§ Exercise brief
Using the records provided below, locate and copy each line that contains the word "DIRECTOR".

Recorded data
============================================================
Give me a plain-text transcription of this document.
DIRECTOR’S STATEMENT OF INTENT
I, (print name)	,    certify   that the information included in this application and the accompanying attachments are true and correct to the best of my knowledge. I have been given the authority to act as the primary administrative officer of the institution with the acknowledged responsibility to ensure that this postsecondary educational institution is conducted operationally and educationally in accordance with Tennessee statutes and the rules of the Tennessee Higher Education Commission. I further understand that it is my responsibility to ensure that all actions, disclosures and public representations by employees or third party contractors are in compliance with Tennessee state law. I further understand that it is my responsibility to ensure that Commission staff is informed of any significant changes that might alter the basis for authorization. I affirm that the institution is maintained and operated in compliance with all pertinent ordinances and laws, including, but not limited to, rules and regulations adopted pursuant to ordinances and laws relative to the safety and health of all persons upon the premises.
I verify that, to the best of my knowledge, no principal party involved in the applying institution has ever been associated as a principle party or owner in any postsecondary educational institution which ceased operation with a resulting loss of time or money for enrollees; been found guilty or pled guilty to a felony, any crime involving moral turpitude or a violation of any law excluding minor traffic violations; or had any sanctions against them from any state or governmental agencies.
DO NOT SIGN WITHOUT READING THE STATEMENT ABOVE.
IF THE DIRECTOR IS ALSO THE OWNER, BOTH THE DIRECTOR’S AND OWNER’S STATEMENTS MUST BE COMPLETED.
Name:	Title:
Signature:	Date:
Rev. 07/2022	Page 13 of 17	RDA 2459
============================================================
§ Expected answer
DIRECTOR’S STATEMENT OF INTENT
IF THE DIRECTOR IS ALSO THE OWNER, BOTH THE DIRECTOR’S AND OWNER’S STATEMENTS MUST BE COMPLETED.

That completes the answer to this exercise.